__Short exercise__: The records below are to be quoted in full; please keep every word exact.
--- START ---
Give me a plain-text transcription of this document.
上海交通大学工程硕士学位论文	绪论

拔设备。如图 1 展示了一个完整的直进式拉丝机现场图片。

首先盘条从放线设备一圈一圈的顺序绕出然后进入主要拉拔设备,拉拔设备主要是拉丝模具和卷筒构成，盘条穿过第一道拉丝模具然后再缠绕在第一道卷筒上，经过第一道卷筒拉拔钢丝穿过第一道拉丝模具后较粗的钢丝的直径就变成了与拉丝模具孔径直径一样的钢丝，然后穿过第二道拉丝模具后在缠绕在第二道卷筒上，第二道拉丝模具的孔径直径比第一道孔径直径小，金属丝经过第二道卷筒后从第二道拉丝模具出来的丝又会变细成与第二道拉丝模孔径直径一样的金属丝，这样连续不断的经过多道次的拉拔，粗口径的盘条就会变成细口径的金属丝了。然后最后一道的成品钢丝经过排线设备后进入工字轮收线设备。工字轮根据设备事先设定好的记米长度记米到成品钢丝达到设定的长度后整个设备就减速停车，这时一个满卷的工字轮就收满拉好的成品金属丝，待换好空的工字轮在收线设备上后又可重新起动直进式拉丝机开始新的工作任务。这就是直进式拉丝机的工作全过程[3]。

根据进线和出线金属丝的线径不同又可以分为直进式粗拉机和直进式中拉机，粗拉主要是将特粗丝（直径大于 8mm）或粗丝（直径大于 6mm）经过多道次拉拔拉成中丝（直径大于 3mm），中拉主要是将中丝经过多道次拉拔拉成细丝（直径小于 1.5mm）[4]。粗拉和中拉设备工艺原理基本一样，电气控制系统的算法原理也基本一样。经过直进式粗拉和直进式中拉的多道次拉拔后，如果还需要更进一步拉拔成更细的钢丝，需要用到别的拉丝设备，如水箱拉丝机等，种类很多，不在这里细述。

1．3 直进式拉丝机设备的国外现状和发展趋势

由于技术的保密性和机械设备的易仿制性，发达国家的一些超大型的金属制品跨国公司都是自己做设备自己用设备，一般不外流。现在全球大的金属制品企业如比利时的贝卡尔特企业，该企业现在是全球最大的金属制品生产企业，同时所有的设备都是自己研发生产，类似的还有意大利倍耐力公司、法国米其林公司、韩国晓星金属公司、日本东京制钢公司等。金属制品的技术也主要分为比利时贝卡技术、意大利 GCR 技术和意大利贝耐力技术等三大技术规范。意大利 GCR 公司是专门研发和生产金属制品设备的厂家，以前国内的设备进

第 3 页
--- END ---
__Written response__:
Give me a plain-text transcription of this document.
上海交通大学工程硕士学位论文	绪论

拔设备。如图 1 展示了一个完整的直进式拉丝机现场图片。

首先盘条从放线设备一圈一圈的顺序绕出然后进入主要拉拔设备,拉拔设备主要是拉丝模具和卷筒构成，盘条穿过第一道拉丝模具然后再缠绕在第一道卷筒上，经过第一道卷筒拉拔钢丝穿过第一道拉丝模具后较粗的钢丝的直径就变成了与拉丝模具孔径直径一样的钢丝，然后穿过第二道拉丝模具后在缠绕在第二道卷筒上，第二道拉丝模具的孔径直径比第一道孔径直径小，金属丝经过第二道卷筒后从第二道拉丝模具出来的丝又会变细成与第二道拉丝模孔径直径一样的金属丝，这样连续不断的经过多道次的拉拔，粗口径的盘条就会变成细口径的金属丝了。然后最后一道的成品钢丝经过排线设备后进入工字轮收线设备。工字轮根据设备事先设定好的记米长度记米到成品钢丝达到设定的长度后整个设备就减速停车，这时一个满卷的工字轮就收满拉好的成品金属丝，待换好空的工字轮在收线设备上后又可重新起动直进式拉丝机开始新的工作任务。这就是直进式拉丝机的工作全过程[3]。

根据进线和出线金属丝的线径不同又可以分为直进式粗拉机和直进式中拉机，粗拉主要是将特粗丝（直径大于 8mm）或粗丝（直径大于 6mm）经过多道次拉拔拉成中丝（直径大于 3mm），中拉主要是将中丝经过多道次拉拔拉成细丝（直径小于 1.5mm）[4]。粗拉和中拉设备工艺原理基本一样，电气控制系统的算法原理也基本一样。经过直进式粗拉和直进式中拉的多道次拉拔后，如果还需要更进一步拉拔成更细的钢丝，需要用到别的拉丝设备，如水箱拉丝机等，种类很多，不在这里细述。

1．3 直进式拉丝机设备的国外现状和发展趋势

由于技术的保密性和机械设备的易仿制性，发达国家的一些超大型的金属制品跨国公司都是自己做设备自己用设备，一般不外流。现在全球大的金属制品企业如比利时的贝卡尔特企业，该企业现在是全球最大的金属制品生产企业，同时所有的设备都是自己研发生产，类似的还有意大利倍耐力公司、法国米其林公司、韩国晓星金属公司、日本东京制钢公司等。金属制品的技术也主要分为比利时贝卡技术、意大利 GCR 技术和意大利贝耐力技术等三大技术规范。意大利 GCR 公司是专门研发和生产金属制品设备的厂家，以前国内的设备进

第 3 页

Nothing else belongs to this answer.